Labeled region entries:
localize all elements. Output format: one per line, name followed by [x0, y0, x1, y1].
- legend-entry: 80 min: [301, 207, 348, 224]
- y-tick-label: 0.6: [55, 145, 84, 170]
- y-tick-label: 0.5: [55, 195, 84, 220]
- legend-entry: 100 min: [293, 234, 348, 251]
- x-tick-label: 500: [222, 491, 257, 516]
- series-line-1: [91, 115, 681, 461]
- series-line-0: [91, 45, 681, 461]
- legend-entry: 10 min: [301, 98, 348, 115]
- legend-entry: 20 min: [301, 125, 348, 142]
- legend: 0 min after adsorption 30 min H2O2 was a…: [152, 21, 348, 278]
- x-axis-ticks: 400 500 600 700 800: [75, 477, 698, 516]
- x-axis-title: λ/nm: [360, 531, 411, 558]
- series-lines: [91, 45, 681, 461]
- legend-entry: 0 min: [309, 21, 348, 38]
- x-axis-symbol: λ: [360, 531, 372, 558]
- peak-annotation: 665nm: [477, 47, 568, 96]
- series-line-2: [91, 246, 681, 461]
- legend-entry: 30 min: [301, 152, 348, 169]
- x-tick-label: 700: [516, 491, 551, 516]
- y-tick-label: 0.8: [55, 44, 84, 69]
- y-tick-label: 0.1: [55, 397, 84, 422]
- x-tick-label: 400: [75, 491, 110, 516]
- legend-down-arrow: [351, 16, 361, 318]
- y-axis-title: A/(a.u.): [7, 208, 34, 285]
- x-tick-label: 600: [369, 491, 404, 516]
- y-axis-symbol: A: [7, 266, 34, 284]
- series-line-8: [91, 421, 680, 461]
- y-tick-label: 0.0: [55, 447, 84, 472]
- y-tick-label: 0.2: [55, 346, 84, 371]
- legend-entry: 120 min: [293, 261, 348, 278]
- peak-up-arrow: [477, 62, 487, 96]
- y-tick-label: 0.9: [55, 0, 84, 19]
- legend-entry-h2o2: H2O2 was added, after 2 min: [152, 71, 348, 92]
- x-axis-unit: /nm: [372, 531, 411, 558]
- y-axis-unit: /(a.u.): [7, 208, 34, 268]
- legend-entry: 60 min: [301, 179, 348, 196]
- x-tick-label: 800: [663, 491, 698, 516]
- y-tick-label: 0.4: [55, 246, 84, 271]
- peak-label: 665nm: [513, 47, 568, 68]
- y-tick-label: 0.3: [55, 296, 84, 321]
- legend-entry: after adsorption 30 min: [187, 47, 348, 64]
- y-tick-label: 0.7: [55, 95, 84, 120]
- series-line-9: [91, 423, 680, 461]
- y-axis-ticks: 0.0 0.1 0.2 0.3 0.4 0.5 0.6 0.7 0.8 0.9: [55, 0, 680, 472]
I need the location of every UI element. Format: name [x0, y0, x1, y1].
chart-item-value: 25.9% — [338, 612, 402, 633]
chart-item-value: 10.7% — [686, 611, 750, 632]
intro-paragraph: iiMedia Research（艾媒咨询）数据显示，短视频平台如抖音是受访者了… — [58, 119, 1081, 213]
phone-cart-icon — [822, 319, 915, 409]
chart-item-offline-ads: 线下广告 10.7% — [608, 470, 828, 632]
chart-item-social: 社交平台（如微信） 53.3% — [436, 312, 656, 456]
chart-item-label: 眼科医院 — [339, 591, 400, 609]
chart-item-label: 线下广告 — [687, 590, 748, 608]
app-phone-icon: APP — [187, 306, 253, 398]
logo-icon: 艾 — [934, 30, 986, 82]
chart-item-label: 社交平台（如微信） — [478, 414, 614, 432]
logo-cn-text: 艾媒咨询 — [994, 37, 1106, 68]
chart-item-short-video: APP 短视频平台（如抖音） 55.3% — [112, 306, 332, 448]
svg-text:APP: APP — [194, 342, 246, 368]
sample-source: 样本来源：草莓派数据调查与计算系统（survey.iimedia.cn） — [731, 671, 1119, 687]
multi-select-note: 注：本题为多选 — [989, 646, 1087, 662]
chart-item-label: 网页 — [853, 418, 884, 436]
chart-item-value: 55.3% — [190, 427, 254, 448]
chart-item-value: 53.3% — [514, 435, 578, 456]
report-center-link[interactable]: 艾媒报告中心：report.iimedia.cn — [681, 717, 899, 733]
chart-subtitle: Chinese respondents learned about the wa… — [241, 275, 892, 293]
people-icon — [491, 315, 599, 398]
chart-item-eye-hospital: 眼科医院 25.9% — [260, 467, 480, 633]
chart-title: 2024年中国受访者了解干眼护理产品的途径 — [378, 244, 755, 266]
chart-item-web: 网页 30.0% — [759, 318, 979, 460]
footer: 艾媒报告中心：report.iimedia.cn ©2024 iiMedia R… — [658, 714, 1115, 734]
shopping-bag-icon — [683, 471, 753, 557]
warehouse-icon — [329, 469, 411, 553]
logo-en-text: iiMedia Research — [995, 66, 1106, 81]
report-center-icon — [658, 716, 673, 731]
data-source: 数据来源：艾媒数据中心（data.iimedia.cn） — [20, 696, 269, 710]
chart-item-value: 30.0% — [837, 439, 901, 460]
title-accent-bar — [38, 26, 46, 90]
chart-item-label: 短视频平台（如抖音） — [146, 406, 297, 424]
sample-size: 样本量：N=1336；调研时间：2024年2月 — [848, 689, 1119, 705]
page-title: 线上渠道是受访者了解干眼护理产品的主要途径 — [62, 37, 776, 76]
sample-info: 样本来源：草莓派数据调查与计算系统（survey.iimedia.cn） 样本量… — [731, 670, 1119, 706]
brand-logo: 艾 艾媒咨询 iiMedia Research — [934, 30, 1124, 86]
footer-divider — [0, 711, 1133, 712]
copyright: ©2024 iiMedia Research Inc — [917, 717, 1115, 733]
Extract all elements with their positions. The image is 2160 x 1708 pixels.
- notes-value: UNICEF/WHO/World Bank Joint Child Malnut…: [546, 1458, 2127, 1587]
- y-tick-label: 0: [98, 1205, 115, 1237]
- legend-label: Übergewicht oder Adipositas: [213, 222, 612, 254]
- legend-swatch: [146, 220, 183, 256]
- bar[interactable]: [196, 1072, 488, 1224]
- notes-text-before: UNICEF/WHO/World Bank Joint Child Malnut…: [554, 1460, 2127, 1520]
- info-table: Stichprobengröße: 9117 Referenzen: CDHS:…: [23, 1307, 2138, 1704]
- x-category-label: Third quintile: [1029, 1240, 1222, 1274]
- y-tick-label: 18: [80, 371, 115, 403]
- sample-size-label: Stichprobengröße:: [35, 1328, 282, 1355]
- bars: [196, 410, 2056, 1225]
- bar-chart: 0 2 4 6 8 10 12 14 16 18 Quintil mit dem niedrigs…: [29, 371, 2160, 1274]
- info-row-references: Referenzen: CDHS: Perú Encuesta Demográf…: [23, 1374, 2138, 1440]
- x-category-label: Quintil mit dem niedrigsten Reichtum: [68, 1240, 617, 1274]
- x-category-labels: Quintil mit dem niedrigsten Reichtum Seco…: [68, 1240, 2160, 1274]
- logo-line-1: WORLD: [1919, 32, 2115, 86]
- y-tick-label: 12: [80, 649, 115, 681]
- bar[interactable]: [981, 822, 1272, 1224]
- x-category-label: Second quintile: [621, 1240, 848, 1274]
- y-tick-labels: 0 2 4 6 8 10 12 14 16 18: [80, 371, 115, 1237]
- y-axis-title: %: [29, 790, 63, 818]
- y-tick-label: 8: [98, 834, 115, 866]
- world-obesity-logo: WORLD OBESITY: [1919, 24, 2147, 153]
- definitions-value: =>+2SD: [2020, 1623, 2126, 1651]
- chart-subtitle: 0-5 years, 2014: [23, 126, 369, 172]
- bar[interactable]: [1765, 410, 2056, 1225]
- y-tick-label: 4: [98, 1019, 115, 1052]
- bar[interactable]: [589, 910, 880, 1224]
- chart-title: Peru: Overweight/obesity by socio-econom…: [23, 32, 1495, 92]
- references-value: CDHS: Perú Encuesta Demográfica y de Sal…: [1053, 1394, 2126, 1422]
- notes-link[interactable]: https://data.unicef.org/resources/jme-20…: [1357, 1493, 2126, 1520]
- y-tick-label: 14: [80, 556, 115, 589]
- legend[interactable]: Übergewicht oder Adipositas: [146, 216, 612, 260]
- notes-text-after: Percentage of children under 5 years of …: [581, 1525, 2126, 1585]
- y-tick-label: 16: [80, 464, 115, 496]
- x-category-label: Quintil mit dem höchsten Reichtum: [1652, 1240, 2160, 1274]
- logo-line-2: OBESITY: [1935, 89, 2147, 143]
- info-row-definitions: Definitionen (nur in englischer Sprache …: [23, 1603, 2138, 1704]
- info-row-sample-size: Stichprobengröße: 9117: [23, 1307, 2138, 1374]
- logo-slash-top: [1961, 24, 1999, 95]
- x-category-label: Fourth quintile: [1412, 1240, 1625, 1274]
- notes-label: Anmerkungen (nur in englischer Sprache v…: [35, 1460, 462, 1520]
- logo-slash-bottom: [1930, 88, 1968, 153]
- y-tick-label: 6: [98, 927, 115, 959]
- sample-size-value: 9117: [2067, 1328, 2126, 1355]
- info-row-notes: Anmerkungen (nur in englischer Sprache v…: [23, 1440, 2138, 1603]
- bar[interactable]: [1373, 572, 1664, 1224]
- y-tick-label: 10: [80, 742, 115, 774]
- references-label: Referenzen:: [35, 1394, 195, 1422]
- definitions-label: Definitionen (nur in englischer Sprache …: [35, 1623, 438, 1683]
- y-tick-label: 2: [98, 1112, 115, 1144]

- _Exercise_
Reproduce word for word everything from the start of the data down to and including the line containing "- series-line-1: [91, 115, 681, 461]".

- _Finished exercise_
localize all elements. Output format: one per line, name followed by [x0, y0, x1, y1].
- legend-entry: 80 min: [301, 207, 348, 224]
- y-tick-label: 0.6: [55, 145, 84, 170]
- y-tick-label: 0.5: [55, 195, 84, 220]
- legend-entry: 100 min: [293, 234, 348, 251]
- x-tick-label: 500: [222, 491, 257, 516]
- series-line-1: [91, 115, 681, 461]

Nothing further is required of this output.